--- Start Given data ---
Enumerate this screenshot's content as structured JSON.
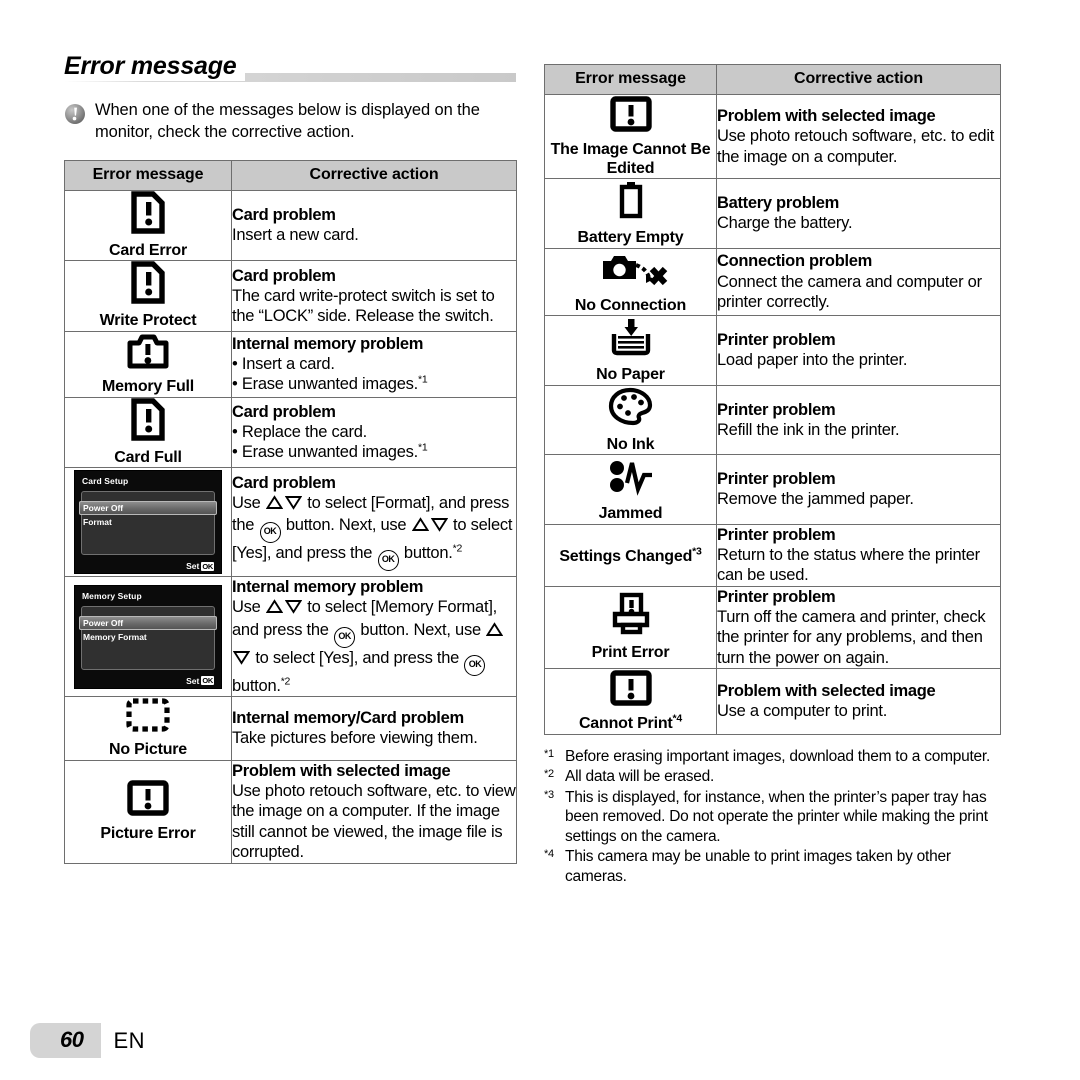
{
  "section": {
    "title": "Error message",
    "note": "When one of the messages below is displayed on the monitor, check the corrective action."
  },
  "table_headers": {
    "message": "Error message",
    "action": "Corrective action"
  },
  "left_table": {
    "rows": [
      {
        "icon": "card-error-icon",
        "label": "Card Error",
        "action_title": "Card problem",
        "action_lines": [
          "Insert a new card."
        ]
      },
      {
        "icon": "card-error-icon",
        "label": "Write Protect",
        "action_title": "Card problem",
        "action_lines": [
          "The card write-protect switch is set to the “LOCK” side. Release the switch."
        ]
      },
      {
        "icon": "memory-full-icon",
        "label": "Memory Full",
        "action_title": "Internal memory problem",
        "bullets": [
          "Insert a card.",
          "Erase unwanted images."
        ],
        "bullet_marks": [
          "",
          "*1"
        ]
      },
      {
        "icon": "card-error-icon",
        "label": "Card Full",
        "action_title": "Card problem",
        "bullets": [
          "Replace the card.",
          "Erase unwanted images."
        ],
        "bullet_marks": [
          "",
          "*1"
        ]
      },
      {
        "icon": "lcd-card-setup",
        "lcd": {
          "title": "Card Setup",
          "selected_row": "Power Off",
          "second_row": "Format",
          "foot_label": "Set",
          "foot_key": "OK"
        },
        "action_title": "Card problem",
        "action_rich": "card_format"
      },
      {
        "icon": "lcd-memory-setup",
        "lcd": {
          "title": "Memory Setup",
          "selected_row": "Power Off",
          "second_row": "Memory Format",
          "foot_label": "Set",
          "foot_key": "OK"
        },
        "action_title": "Internal memory problem",
        "action_rich": "memory_format"
      },
      {
        "icon": "no-picture-icon",
        "label": "No Picture",
        "action_title": "Internal memory/Card problem",
        "action_lines": [
          "Take pictures before viewing them."
        ]
      },
      {
        "icon": "picture-error-icon",
        "label": "Picture Error",
        "action_title": "Problem with selected image",
        "action_lines": [
          "Use photo retouch software, etc. to view the image on a computer. If the image still cannot be viewed, the image file is corrupted."
        ]
      }
    ]
  },
  "right_table": {
    "rows": [
      {
        "icon": "picture-error-icon",
        "label": "The Image Cannot Be Edited",
        "action_title": "Problem with selected image",
        "action_lines": [
          "Use photo retouch software, etc. to edit the image on a computer."
        ]
      },
      {
        "icon": "battery-empty-icon",
        "label": "Battery Empty",
        "action_title": "Battery problem",
        "action_lines": [
          "Charge the battery."
        ]
      },
      {
        "icon": "no-connection-icon",
        "label": "No Connection",
        "action_title": "Connection problem",
        "action_lines": [
          "Connect the camera and computer or printer correctly."
        ]
      },
      {
        "icon": "no-paper-icon",
        "label": "No Paper",
        "action_title": "Printer problem",
        "action_lines": [
          "Load paper into the printer."
        ]
      },
      {
        "icon": "no-ink-icon",
        "label": "No Ink",
        "action_title": "Printer problem",
        "action_lines": [
          "Refill the ink in the printer."
        ]
      },
      {
        "icon": "jammed-icon",
        "label": "Jammed",
        "action_title": "Printer problem",
        "action_lines": [
          "Remove the jammed paper."
        ]
      },
      {
        "icon": "none",
        "label": "Settings Changed",
        "label_mark": "*3",
        "action_title": "Printer problem",
        "action_lines": [
          "Return to the status where the printer can be used."
        ]
      },
      {
        "icon": "print-error-icon",
        "label": "Print Error",
        "action_title": "Printer problem",
        "action_lines": [
          "Turn off the camera and printer, check the printer for any problems, and then turn the power on again."
        ]
      },
      {
        "icon": "picture-error-icon",
        "label": "Cannot Print",
        "label_mark": "*4",
        "action_title": "Problem with selected image",
        "action_lines": [
          "Use a computer to print."
        ]
      }
    ]
  },
  "action_rich": {
    "card_format": {
      "p1": "Use ",
      "p2": " to select [Format], and press the ",
      "p3": " button. Next, use ",
      "p4": " to select [Yes], and press the ",
      "p5": " button.",
      "mark": "*2",
      "ok": "OK"
    },
    "memory_format": {
      "p1": "Use ",
      "p2": " to select [Memory Format], and press the ",
      "p3": " button. Next, use ",
      "p4": " to select [Yes], and press the ",
      "p5": " button.",
      "mark": "*2",
      "ok": "OK"
    }
  },
  "footnotes": [
    {
      "mark": "*1",
      "text": "Before erasing important images, download them to a computer."
    },
    {
      "mark": "*2",
      "text": "All data will be erased."
    },
    {
      "mark": "*3",
      "text": "This is displayed, for instance, when the printer’s paper tray has been removed. Do not operate the printer while making the print settings on the camera."
    },
    {
      "mark": "*4",
      "text": "This camera may be unable to print images taken by other cameras."
    }
  ],
  "footer": {
    "page_number": "60",
    "language": "EN"
  },
  "colors": {
    "header_fill": "#c9c9c9",
    "rule_fill": "#d0d0d0",
    "border": "#6e6e6e",
    "page_badge": "#d4d4d4"
  }
}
--- End Given data ---
— Problem statement —
Find the lines holding "camera" and list every one.

— Solution to this problem —
          "Connect the camera and computer or printer correctly."
          "Turn off the camera and printer, check the printer for any problems, and then turn the power on again."
      "text": "This is displayed, for instance, when the printer’s paper tray has been removed. Do not operate the printer while making the print settings on the camera."
      "text": "This camera may be unable to print images taken by other cameras."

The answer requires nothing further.